=== PROBLEM DESCRIPTION ===
Please restate the following records word for word.
>>>
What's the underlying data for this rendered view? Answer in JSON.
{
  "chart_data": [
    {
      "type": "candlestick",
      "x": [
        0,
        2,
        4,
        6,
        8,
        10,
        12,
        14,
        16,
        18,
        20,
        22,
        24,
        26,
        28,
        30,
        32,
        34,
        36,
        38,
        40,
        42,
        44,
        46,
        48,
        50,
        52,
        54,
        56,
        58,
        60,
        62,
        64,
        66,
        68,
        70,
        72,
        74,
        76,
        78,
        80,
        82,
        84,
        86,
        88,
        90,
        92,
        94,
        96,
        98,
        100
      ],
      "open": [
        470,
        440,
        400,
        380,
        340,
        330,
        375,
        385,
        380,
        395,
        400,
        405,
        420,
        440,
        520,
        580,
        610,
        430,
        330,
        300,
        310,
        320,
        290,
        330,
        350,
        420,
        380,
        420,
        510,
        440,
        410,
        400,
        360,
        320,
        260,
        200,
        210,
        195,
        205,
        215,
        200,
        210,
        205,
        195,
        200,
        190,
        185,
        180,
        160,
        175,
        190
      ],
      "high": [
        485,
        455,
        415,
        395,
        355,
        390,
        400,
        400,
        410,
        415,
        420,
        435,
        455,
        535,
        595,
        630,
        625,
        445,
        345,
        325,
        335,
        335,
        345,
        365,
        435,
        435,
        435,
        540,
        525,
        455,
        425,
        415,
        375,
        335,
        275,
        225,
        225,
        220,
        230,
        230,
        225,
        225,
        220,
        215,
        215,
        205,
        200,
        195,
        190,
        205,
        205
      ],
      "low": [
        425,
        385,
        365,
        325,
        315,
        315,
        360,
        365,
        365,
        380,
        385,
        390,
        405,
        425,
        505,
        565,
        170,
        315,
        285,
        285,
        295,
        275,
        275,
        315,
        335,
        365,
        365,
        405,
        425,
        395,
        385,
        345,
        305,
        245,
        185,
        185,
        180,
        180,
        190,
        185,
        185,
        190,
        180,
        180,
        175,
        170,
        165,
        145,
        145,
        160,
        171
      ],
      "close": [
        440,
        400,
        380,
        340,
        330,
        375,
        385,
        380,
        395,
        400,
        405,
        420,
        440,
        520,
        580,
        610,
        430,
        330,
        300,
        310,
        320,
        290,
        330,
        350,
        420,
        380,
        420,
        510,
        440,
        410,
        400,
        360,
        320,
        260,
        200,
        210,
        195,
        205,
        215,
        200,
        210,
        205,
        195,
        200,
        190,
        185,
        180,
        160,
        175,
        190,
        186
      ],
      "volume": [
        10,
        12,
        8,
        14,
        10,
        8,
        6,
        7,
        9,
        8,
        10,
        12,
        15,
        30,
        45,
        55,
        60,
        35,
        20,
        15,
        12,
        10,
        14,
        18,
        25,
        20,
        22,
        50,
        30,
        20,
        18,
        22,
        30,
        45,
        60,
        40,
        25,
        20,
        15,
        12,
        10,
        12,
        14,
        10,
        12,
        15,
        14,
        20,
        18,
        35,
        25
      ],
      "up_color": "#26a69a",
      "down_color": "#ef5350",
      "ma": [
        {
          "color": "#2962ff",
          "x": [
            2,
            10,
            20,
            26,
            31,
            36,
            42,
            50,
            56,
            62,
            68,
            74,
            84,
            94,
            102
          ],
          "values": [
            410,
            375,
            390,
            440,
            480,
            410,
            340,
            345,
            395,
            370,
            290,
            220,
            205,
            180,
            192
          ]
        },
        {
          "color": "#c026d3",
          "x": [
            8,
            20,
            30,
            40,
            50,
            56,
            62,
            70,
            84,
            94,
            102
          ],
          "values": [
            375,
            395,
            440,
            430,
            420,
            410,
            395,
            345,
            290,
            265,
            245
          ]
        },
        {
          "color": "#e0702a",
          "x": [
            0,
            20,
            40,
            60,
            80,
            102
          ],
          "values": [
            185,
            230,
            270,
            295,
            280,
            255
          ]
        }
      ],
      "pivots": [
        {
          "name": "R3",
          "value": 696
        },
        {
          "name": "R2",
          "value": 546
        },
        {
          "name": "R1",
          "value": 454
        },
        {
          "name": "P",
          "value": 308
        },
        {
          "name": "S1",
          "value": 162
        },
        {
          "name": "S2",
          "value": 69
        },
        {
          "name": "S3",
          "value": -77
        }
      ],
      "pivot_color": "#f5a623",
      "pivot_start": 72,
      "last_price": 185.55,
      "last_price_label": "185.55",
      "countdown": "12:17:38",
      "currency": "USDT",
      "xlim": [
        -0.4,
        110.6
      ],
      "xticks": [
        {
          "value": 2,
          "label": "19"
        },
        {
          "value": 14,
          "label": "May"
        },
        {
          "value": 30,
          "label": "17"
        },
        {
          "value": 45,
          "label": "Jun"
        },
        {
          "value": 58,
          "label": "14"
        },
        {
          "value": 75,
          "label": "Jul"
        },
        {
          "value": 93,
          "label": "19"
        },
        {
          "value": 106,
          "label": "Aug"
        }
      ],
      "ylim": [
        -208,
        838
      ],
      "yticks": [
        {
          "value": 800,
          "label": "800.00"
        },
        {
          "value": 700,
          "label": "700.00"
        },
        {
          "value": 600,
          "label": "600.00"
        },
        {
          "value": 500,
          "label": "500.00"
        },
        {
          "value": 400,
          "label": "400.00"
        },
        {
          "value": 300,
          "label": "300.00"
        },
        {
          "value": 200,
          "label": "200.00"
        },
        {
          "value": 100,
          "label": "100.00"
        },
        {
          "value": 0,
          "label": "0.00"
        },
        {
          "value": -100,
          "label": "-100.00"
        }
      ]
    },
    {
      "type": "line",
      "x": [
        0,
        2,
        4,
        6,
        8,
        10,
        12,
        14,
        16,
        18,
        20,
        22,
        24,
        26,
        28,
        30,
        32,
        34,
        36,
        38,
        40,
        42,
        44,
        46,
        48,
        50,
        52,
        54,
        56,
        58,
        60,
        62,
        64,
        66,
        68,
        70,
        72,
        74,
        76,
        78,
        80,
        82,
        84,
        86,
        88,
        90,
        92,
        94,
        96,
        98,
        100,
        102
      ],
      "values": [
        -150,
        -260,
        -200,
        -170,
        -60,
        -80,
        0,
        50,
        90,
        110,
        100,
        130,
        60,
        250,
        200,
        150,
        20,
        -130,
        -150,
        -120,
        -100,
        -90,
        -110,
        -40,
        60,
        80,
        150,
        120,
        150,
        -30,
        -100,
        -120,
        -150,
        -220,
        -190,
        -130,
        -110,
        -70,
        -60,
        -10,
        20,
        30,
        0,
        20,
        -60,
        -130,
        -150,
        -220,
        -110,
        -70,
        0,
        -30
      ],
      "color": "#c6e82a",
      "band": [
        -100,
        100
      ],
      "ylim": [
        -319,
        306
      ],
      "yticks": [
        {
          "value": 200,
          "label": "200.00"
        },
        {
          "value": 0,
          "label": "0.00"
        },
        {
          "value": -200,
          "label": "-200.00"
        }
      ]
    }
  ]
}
<<<
=== FULL OUTPUT ===
What's the underlying data for this rendered view? Answer in JSON.
{
  "chart_data": [
    {
      "type": "candlestick",
      "x": [
        0,
        2,
        4,
        6,
        8,
        10,
        12,
        14,
        16,
        18,
        20,
        22,
        24,
        26,
        28,
        30,
        32,
        34,
        36,
        38,
        40,
        42,
        44,
        46,
        48,
        50,
        52,
        54,
        56,
        58,
        60,
        62,
        64,
        66,
        68,
        70,
        72,
        74,
        76,
        78,
        80,
        82,
        84,
        86,
        88,
        90,
        92,
        94,
        96,
        98,
        100
      ],
      "open": [
        470,
        440,
        400,
        380,
        340,
        330,
        375,
        385,
        380,
        395,
        400,
        405,
        420,
        440,
        520,
        580,
        610,
        430,
        330,
        300,
        310,
        320,
        290,
        330,
        350,
        420,
        380,
        420,
        510,
        440,
        410,
        400,
        360,
        320,
        260,
        200,
        210,
        195,
        205,
        215,
        200,
        210,
        205,
        195,
        200,
        190,
        185,
        180,
        160,
        175,
        190
      ],
      "high": [
        485,
        455,
        415,
        395,
        355,
        390,
        400,
        400,
        410,
        415,
        420,
        435,
        455,
        535,
        595,
        630,
        625,
        445,
        345,
        325,
        335,
        335,
        345,
        365,
        435,
        435,
        435,
        540,
        525,
        455,
        425,
        415,
        375,
        335,
        275,
        225,
        225,
        220,
        230,
        230,
        225,
        225,
        220,
        215,
        215,
        205,
        200,
        195,
        190,
        205,
        205
      ],
      "low": [
        425,
        385,
        365,
        325,
        315,
        315,
        360,
        365,
        365,
        380,
        385,
        390,
        405,
        425,
        505,
        565,
        170,
        315,
        285,
        285,
        295,
        275,
        275,
        315,
        335,
        365,
        365,
        405,
        425,
        395,
        385,
        345,
        305,
        245,
        185,
        185,
        180,
        180,
        190,
        185,
        185,
        190,
        180,
        180,
        175,
        170,
        165,
        145,
        145,
        160,
        171
      ],
      "close": [
        440,
        400,
        380,
        340,
        330,
        375,
        385,
        380,
        395,
        400,
        405,
        420,
        440,
        520,
        580,
        610,
        430,
        330,
        300,
        310,
        320,
        290,
        330,
        350,
        420,
        380,
        420,
        510,
        440,
        410,
        400,
        360,
        320,
        260,
        200,
        210,
        195,
        205,
        215,
        200,
        210,
        205,
        195,
        200,
        190,
        185,
        180,
        160,
        175,
        190,
        186
      ],
      "volume": [
        10,
        12,
        8,
        14,
        10,
        8,
        6,
        7,
        9,
        8,
        10,
        12,
        15,
        30,
        45,
        55,
        60,
        35,
        20,
        15,
        12,
        10,
        14,
        18,
        25,
        20,
        22,
        50,
        30,
        20,
        18,
        22,
        30,
        45,
        60,
        40,
        25,
        20,
        15,
        12,
        10,
        12,
        14,
        10,
        12,
        15,
        14,
        20,
        18,
        35,
        25
      ],
      "up_color": "#26a69a",
      "down_color": "#ef5350",
      "ma": [
        {
          "color": "#2962ff",
          "x": [
            2,
            10,
            20,
            26,
            31,
            36,
            42,
            50,
            56,
            62,
            68,
            74,
            84,
            94,
            102
          ],
          "values": [
            410,
            375,
            390,
            440,
            480,
            410,
            340,
            345,
            395,
            370,
            290,
            220,
            205,
            180,
            192
          ]
        },
        {
          "color": "#c026d3",
          "x": [
            8,
            20,
            30,
            40,
            50,
            56,
            62,
            70,
            84,
            94,
            102
          ],
          "values": [
            375,
            395,
            440,
            430,
            420,
            410,
            395,
            345,
            290,
            265,
            245
          ]
        },
        {
          "color": "#e0702a",
          "x": [
            0,
            20,
            40,
            60,
            80,
            102
          ],
          "values": [
            185,
            230,
            270,
            295,
            280,
            255
          ]
        }
      ],
      "pivots": [
        {
          "name": "R3",
          "value": 696
        },
        {
          "name": "R2",
          "value": 546
        },
        {
          "name": "R1",
          "value": 454
        },
        {
          "name": "P",
          "value": 308
        },
        {
          "name": "S1",
          "value": 162
        },
        {
          "name": "S2",
          "value": 69
        },
        {
          "name": "S3",
          "value": -77
        }
      ],
      "pivot_color": "#f5a623",
      "pivot_start": 72,
      "last_price": 185.55,
      "last_price_label": "185.55",
      "countdown": "12:17:38",
      "currency": "USDT",
      "xlim": [
        -0.4,
        110.6
      ],
      "xticks": [
        {
          "value": 2,
          "label": "19"
        },
        {
          "value": 14,
          "label": "May"
        },
        {
          "value": 30,
          "label": "17"
        },
        {
          "value": 45,
          "label": "Jun"
        },
        {
          "value": 58,
          "label": "14"
        },
        {
          "value": 75,
          "label": "Jul"
        },
        {
          "value": 93,
          "label": "19"
        },
        {
          "value": 106,
          "label": "Aug"
        }
      ],
      "ylim": [
        -208,
        838
      ],
      "yticks": [
        {
          "value": 800,
          "label": "800.00"
        },
        {
          "value": 700,
          "label": "700.00"
        },
        {
          "value": 600,
          "label": "600.00"
        },
        {
          "value": 500,
          "label": "500.00"
        },
        {
          "value": 400,
          "label": "400.00"
        },
        {
          "value": 300,
          "label": "300.00"
        },
        {
          "value": 200,
          "label": "200.00"
        },
        {
          "value": 100,
          "label": "100.00"
        },
        {
          "value": 0,
          "label": "0.00"
        },
        {
          "value": -100,
          "label": "-100.00"
        }
      ]
    },
    {
      "type": "line",
      "x": [
        0,
        2,
        4,
        6,
        8,
        10,
        12,
        14,
        16,
        18,
        20,
        22,
        24,
        26,
        28,
        30,
        32,
        34,
        36,
        38,
        40,
        42,
        44,
        46,
        48,
        50,
        52,
        54,
        56,
        58,
        60,
        62,
        64,
        66,
        68,
        70,
        72,
        74,
        76,
        78,
        80,
        82,
        84,
        86,
        88,
        90,
        92,
        94,
        96,
        98,
        100,
        102
      ],
      "values": [
        -150,
        -260,
        -200,
        -170,
        -60,
        -80,
        0,
        50,
        90,
        110,
        100,
        130,
        60,
        250,
        200,
        150,
        20,
        -130,
        -150,
        -120,
        -100,
        -90,
        -110,
        -40,
        60,
        80,
        150,
        120,
        150,
        -30,
        -100,
        -120,
        -150,
        -220,
        -190,
        -130,
        -110,
        -70,
        -60,
        -10,
        20,
        30,
        0,
        20,
        -60,
        -130,
        -150,
        -220,
        -110,
        -70,
        0,
        -30
      ],
      "color": "#c6e82a",
      "band": [
        -100,
        100
      ],
      "ylim": [
        -319,
        306
      ],
      "yticks": [
        {
          "value": 200,
          "label": "200.00"
        },
        {
          "value": 0,
          "label": "0.00"
        },
        {
          "value": -200,
          "label": "-200.00"
        }
      ]
    }
  ]
}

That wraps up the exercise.